● **To do**: Copy the records exactly. Include every line.

● **Task input**:
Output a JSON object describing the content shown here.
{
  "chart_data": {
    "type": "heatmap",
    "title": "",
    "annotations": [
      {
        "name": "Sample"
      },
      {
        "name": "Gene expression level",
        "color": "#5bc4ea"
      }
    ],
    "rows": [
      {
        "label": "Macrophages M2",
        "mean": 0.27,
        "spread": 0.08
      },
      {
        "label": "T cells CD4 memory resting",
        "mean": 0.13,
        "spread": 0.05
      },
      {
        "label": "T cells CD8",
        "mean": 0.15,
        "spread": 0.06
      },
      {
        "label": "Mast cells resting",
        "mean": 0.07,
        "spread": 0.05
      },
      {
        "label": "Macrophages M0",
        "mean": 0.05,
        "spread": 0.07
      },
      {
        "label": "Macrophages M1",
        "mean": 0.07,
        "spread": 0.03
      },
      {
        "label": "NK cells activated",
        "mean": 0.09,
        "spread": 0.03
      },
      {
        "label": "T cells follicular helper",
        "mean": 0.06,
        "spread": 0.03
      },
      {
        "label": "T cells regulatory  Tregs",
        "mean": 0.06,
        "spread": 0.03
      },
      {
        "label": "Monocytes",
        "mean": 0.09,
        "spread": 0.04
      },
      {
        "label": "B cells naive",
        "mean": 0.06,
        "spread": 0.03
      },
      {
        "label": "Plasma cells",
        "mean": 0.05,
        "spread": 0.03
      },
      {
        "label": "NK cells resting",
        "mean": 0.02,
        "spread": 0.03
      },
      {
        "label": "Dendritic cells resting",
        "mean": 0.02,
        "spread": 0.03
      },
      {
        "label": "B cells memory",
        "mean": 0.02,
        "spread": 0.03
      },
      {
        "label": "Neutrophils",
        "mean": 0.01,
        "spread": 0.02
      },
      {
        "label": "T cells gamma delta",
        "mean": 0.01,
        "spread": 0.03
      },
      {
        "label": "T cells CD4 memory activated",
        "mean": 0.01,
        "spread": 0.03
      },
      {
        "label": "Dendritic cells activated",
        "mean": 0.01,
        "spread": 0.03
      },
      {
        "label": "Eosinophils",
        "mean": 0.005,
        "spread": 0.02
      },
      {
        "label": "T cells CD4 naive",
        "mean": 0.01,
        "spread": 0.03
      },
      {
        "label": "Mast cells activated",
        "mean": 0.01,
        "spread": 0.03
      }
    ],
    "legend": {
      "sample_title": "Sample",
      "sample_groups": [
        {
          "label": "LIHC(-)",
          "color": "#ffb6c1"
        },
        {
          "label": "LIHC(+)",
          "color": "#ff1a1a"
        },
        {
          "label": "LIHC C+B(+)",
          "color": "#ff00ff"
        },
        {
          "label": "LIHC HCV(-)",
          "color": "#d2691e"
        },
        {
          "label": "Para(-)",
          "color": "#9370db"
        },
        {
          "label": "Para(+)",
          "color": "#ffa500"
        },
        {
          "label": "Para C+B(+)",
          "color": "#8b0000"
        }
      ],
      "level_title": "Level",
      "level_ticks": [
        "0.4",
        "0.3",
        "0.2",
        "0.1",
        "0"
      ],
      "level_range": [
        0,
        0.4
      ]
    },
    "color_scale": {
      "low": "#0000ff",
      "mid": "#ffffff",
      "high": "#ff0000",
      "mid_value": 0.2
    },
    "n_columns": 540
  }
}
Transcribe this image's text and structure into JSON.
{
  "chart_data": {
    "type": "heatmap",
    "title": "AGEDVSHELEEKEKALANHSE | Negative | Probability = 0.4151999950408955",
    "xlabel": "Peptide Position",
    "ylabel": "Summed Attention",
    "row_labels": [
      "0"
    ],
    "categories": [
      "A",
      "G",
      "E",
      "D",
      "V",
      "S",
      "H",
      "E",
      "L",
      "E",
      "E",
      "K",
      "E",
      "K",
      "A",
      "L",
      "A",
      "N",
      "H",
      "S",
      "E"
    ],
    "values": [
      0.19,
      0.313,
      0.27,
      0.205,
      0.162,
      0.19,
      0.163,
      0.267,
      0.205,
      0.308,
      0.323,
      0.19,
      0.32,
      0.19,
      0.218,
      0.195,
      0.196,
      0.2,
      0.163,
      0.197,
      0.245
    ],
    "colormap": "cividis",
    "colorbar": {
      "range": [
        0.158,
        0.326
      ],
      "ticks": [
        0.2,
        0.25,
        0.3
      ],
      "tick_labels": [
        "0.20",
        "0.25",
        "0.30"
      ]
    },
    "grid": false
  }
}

● **Response for this exercise**:
Output a JSON object describing the content shown here.
{
  "chart_data": {
    "type": "heatmap",
    "title": "",
    "annotations": [
      {
        "name": "Sample"
      },
      {
        "name": "Gene expression level",
        "color": "#5bc4ea"
      }
    ],
    "rows": [
      {
        "label": "Macrophages M2",
        "mean": 0.27,
        "spread": 0.08
      },
      {
        "label": "T cells CD4 memory resting",
        "mean": 0.13,
        "spread": 0.05
      },
      {
        "label": "T cells CD8",
        "mean": 0.15,
        "spread": 0.06
      },
      {
        "label": "Mast cells resting",
        "mean": 0.07,
        "spread": 0.05
      },
      {
        "label": "Macrophages M0",
        "mean": 0.05,
        "spread": 0.07
      },
      {
        "label": "Macrophages M1",
        "mean": 0.07,
        "spread": 0.03
      },
      {
        "label": "NK cells activated",
        "mean": 0.09,
        "spread": 0.03
      },
      {
        "label": "T cells follicular helper",
        "mean": 0.06,
        "spread": 0.03
      },
      {
        "label": "T cells regulatory  Tregs",
        "mean": 0.06,
        "spread": 0.03
      },
      {
        "label": "Monocytes",
        "mean": 0.09,
        "spread": 0.04
      },
      {
        "label": "B cells naive",
        "mean": 0.06,
        "spread": 0.03
      },
      {
        "label": "Plasma cells",
        "mean": 0.05,
        "spread": 0.03
      },
      {
        "label": "NK cells resting",
        "mean": 0.02,
        "spread": 0.03
      },
      {
        "label": "Dendritic cells resting",
        "mean": 0.02,
        "spread": 0.03
      },
      {
        "label": "B cells memory",
        "mean": 0.02,
        "spread": 0.03
      },
      {
        "label": "Neutrophils",
        "mean": 0.01,
        "spread": 0.02
      },
      {
        "label": "T cells gamma delta",
        "mean": 0.01,
        "spread": 0.03
      },
      {
        "label": "T cells CD4 memory activated",
        "mean": 0.01,
        "spread": 0.03
      },
      {
        "label": "Dendritic cells activated",
        "mean": 0.01,
        "spread": 0.03
      },
      {
        "label": "Eosinophils",
        "mean": 0.005,
        "spread": 0.02
      },
      {
        "label": "T cells CD4 naive",
        "mean": 0.01,
        "spread": 0.03
      },
      {
        "label": "Mast cells activated",
        "mean": 0.01,
        "spread": 0.03
      }
    ],
    "legend": {
      "sample_title": "Sample",
      "sample_groups": [
        {
          "label": "LIHC(-)",
          "color": "#ffb6c1"
        },
        {
          "label": "LIHC(+)",
          "color": "#ff1a1a"
        },
        {
          "label": "LIHC C+B(+)",
          "color": "#ff00ff"
        },
        {
          "label": "LIHC HCV(-)",
          "color": "#d2691e"
        },
        {
          "label": "Para(-)",
          "color": "#9370db"
        },
        {
          "label": "Para(+)",
          "color": "#ffa500"
        },
        {
          "label": "Para C+B(+)",
          "color": "#8b0000"
        }
      ],
      "level_title": "Level",
      "level_ticks": [
        "0.4",
        "0.3",
        "0.2",
        "0.1",
        "0"
      ],
      "level_range": [
        0,
        0.4
      ]
    },
    "color_scale": {
      "low": "#0000ff",
      "mid": "#ffffff",
      "high": "#ff0000",
      "mid_value": 0.2
    },
    "n_columns": 540
  }
}
Transcribe this image's text and structure into JSON.
{
  "chart_data": {
    "type": "heatmap",
    "title": "AGEDVSHELEEKEKALANHSE | Negative | Probability = 0.4151999950408955",
    "xlabel": "Peptide Position",
    "ylabel": "Summed Attention",
    "row_labels": [
      "0"
    ],
    "categories": [
      "A",
      "G",
      "E",
      "D",
      "V",
      "S",
      "H",
      "E",
      "L",
      "E",
      "E",
      "K",
      "E",
      "K",
      "A",
      "L",
      "A",
      "N",
      "H",
      "S",
      "E"
    ],
    "values": [
      0.19,
      0.313,
      0.27,
      0.205,
      0.162,
      0.19,
      0.163,
      0.267,
      0.205,
      0.308,
      0.323,
      0.19,
      0.32,
      0.19,
      0.218,
      0.195,
      0.196,
      0.2,
      0.163,
      0.197,
      0.245
    ],
    "colormap": "cividis",
    "colorbar": {
      "range": [
        0.158,
        0.326
      ],
      "ticks": [
        0.2,
        0.25,
        0.3
      ],
      "tick_labels": [
        "0.20",
        "0.25",
        "0.30"
      ]
    },
    "grid": false
  }
}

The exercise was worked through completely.